§ Problem requirements
Rewrite the lines from the start of the material through the line containing "paragraph-4: Mais peu", inclusive, changing each "verse-line" to "poem-line" and leaving everything else unchanged.

§ Given data
..............................

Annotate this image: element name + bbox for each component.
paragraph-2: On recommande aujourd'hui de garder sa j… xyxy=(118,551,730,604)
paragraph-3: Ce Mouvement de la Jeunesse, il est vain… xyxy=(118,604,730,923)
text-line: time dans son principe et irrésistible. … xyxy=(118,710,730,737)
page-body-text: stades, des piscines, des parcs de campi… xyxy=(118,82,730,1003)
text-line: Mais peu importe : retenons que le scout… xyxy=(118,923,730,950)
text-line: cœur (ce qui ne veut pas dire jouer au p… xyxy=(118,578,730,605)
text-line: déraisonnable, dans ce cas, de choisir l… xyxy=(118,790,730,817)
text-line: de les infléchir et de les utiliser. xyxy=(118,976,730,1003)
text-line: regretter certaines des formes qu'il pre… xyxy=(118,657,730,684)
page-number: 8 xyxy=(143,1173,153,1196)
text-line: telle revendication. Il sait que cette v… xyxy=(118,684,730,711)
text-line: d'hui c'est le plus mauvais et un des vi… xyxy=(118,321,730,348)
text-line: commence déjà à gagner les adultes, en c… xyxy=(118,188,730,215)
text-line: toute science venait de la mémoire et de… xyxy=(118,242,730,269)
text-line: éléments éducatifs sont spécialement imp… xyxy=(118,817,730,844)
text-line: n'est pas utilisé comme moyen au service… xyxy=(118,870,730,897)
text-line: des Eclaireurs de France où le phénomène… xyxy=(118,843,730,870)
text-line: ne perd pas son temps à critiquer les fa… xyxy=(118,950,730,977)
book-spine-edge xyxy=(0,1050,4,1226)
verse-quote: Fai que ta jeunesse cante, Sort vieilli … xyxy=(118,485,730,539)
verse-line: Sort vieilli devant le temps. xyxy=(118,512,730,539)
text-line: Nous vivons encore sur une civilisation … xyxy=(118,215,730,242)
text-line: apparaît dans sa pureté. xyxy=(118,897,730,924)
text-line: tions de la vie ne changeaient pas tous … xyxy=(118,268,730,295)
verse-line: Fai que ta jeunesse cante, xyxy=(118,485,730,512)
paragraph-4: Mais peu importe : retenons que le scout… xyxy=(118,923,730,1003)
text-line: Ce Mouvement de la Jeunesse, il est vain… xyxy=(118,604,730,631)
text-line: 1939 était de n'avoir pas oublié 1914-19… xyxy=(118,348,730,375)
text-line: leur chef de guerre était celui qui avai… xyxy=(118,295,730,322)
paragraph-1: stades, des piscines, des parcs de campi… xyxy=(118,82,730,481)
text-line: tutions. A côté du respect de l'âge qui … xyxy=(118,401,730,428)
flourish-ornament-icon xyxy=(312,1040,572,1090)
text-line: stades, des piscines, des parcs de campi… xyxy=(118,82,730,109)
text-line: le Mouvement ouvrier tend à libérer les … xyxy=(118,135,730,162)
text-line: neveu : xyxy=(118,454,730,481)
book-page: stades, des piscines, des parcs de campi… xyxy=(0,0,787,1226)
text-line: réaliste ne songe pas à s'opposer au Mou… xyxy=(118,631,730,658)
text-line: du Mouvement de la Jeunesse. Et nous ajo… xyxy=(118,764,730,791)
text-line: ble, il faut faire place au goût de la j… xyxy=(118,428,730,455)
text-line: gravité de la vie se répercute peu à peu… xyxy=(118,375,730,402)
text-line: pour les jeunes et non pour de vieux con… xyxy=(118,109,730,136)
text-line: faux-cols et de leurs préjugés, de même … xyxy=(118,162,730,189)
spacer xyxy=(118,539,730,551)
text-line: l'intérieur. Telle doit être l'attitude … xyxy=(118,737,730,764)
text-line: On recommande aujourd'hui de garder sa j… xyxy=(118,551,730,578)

..............................

§ Exercise output
Annotate this image: element name + bbox for each component.
paragraph-2: On recommande aujourd'hui de garder sa j… xyxy=(118,551,730,604)
paragraph-3: Ce Mouvement de la Jeunesse, il est vain… xyxy=(118,604,730,923)
text-line: time dans son principe et irrésistible. … xyxy=(118,710,730,737)
page-body-text: stades, des piscines, des parcs de campi… xyxy=(118,82,730,1003)
text-line: Mais peu importe : retenons que le scout… xyxy=(118,923,730,950)
text-line: cœur (ce qui ne veut pas dire jouer au p… xyxy=(118,578,730,605)
text-line: déraisonnable, dans ce cas, de choisir l… xyxy=(118,790,730,817)
text-line: de les infléchir et de les utiliser. xyxy=(118,976,730,1003)
text-line: regretter certaines des formes qu'il pre… xyxy=(118,657,730,684)
page-number: 8 xyxy=(143,1173,153,1196)
text-line: telle revendication. Il sait que cette v… xyxy=(118,684,730,711)
text-line: d'hui c'est le plus mauvais et un des vi… xyxy=(118,321,730,348)
text-line: commence déjà à gagner les adultes, en c… xyxy=(118,188,730,215)
text-line: toute science venait de la mémoire et de… xyxy=(118,242,730,269)
text-line: éléments éducatifs sont spécialement imp… xyxy=(118,817,730,844)
text-line: n'est pas utilisé comme moyen au service… xyxy=(118,870,730,897)
text-line: des Eclaireurs de France où le phénomène… xyxy=(118,843,730,870)
text-line: ne perd pas son temps à critiquer les fa… xyxy=(118,950,730,977)
book-spine-edge xyxy=(0,1050,4,1226)
verse-quote: Fai que ta jeunesse cante, Sort vieilli … xyxy=(118,485,730,539)
poem-line: Sort vieilli devant le temps. xyxy=(118,512,730,539)
text-line: Nous vivons encore sur une civilisation … xyxy=(118,215,730,242)
text-line: apparaît dans sa pureté. xyxy=(118,897,730,924)
text-line: tions de la vie ne changeaient pas tous … xyxy=(118,268,730,295)
poem-line: Fai que ta jeunesse cante, xyxy=(118,485,730,512)
paragraph-4: Mais peu importe : retenons que le scout… xyxy=(118,923,730,1003)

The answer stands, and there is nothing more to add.